* Aim of the exercise: Reproduce all of the data word for word.
# Start of Data listing
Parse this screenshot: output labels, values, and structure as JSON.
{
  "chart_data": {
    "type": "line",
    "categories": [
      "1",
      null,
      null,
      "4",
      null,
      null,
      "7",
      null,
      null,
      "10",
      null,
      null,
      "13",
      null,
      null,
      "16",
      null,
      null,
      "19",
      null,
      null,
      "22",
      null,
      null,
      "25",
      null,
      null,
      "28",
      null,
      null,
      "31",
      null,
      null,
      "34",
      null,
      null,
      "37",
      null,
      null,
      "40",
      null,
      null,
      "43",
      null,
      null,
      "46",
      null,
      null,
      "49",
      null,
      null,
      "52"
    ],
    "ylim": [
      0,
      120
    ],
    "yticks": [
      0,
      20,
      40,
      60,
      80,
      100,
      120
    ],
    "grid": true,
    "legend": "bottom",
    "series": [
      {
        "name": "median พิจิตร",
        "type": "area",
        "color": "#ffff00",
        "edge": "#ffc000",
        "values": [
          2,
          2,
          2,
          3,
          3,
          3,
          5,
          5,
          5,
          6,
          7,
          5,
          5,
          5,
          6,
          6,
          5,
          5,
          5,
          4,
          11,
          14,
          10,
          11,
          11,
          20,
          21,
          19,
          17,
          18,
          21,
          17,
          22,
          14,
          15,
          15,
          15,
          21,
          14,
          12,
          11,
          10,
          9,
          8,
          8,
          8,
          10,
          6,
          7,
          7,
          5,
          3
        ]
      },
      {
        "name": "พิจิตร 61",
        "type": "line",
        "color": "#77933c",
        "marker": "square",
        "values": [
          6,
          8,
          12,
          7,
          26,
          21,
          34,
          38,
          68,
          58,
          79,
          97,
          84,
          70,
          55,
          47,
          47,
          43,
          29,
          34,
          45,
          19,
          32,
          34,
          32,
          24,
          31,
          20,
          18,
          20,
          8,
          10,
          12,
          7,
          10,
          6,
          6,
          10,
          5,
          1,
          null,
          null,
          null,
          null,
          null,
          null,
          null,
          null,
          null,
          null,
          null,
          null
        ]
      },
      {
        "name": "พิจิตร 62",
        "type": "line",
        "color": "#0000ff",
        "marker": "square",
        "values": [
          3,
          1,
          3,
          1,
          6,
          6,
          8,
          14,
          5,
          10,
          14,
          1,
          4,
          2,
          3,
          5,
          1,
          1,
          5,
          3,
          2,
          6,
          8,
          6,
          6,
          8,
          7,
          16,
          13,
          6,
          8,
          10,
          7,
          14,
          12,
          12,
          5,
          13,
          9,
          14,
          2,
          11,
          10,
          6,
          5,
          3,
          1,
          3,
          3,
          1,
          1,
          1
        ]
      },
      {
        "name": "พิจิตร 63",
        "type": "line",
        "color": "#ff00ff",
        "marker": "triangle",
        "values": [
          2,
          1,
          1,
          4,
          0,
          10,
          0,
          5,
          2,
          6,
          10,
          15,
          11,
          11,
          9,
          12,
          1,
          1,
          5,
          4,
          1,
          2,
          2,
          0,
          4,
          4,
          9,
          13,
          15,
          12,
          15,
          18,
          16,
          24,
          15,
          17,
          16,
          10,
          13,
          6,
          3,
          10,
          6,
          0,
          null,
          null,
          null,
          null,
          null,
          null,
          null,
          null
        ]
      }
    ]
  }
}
# End of Data listing
* Written answer:
Parse this screenshot: output labels, values, and structure as JSON.
{
  "chart_data": {
    "type": "line",
    "categories": [
      "1",
      null,
      null,
      "4",
      null,
      null,
      "7",
      null,
      null,
      "10",
      null,
      null,
      "13",
      null,
      null,
      "16",
      null,
      null,
      "19",
      null,
      null,
      "22",
      null,
      null,
      "25",
      null,
      null,
      "28",
      null,
      null,
      "31",
      null,
      null,
      "34",
      null,
      null,
      "37",
      null,
      null,
      "40",
      null,
      null,
      "43",
      null,
      null,
      "46",
      null,
      null,
      "49",
      null,
      null,
      "52"
    ],
    "ylim": [
      0,
      120
    ],
    "yticks": [
      0,
      20,
      40,
      60,
      80,
      100,
      120
    ],
    "grid": true,
    "legend": "bottom",
    "series": [
      {
        "name": "median พิจิตร",
        "type": "area",
        "color": "#ffff00",
        "edge": "#ffc000",
        "values": [
          2,
          2,
          2,
          3,
          3,
          3,
          5,
          5,
          5,
          6,
          7,
          5,
          5,
          5,
          6,
          6,
          5,
          5,
          5,
          4,
          11,
          14,
          10,
          11,
          11,
          20,
          21,
          19,
          17,
          18,
          21,
          17,
          22,
          14,
          15,
          15,
          15,
          21,
          14,
          12,
          11,
          10,
          9,
          8,
          8,
          8,
          10,
          6,
          7,
          7,
          5,
          3
        ]
      },
      {
        "name": "พิจิตร 61",
        "type": "line",
        "color": "#77933c",
        "marker": "square",
        "values": [
          6,
          8,
          12,
          7,
          26,
          21,
          34,
          38,
          68,
          58,
          79,
          97,
          84,
          70,
          55,
          47,
          47,
          43,
          29,
          34,
          45,
          19,
          32,
          34,
          32,
          24,
          31,
          20,
          18,
          20,
          8,
          10,
          12,
          7,
          10,
          6,
          6,
          10,
          5,
          1,
          null,
          null,
          null,
          null,
          null,
          null,
          null,
          null,
          null,
          null,
          null,
          null
        ]
      },
      {
        "name": "พิจิตร 62",
        "type": "line",
        "color": "#0000ff",
        "marker": "square",
        "values": [
          3,
          1,
          3,
          1,
          6,
          6,
          8,
          14,
          5,
          10,
          14,
          1,
          4,
          2,
          3,
          5,
          1,
          1,
          5,
          3,
          2,
          6,
          8,
          6,
          6,
          8,
          7,
          16,
          13,
          6,
          8,
          10,
          7,
          14,
          12,
          12,
          5,
          13,
          9,
          14,
          2,
          11,
          10,
          6,
          5,
          3,
          1,
          3,
          3,
          1,
          1,
          1
        ]
      },
      {
        "name": "พิจิตร 63",
        "type": "line",
        "color": "#ff00ff",
        "marker": "triangle",
        "values": [
          2,
          1,
          1,
          4,
          0,
          10,
          0,
          5,
          2,
          6,
          10,
          15,
          11,
          11,
          9,
          12,
          1,
          1,
          5,
          4,
          1,
          2,
          2,
          0,
          4,
          4,
          9,
          13,
          15,
          12,
          15,
          18,
          16,
          24,
          15,
          17,
          16,
          10,
          13,
          6,
          3,
          10,
          6,
          0,
          null,
          null,
          null,
          null,
          null,
          null,
          null,
          null
        ]
      }
    ]
  }
}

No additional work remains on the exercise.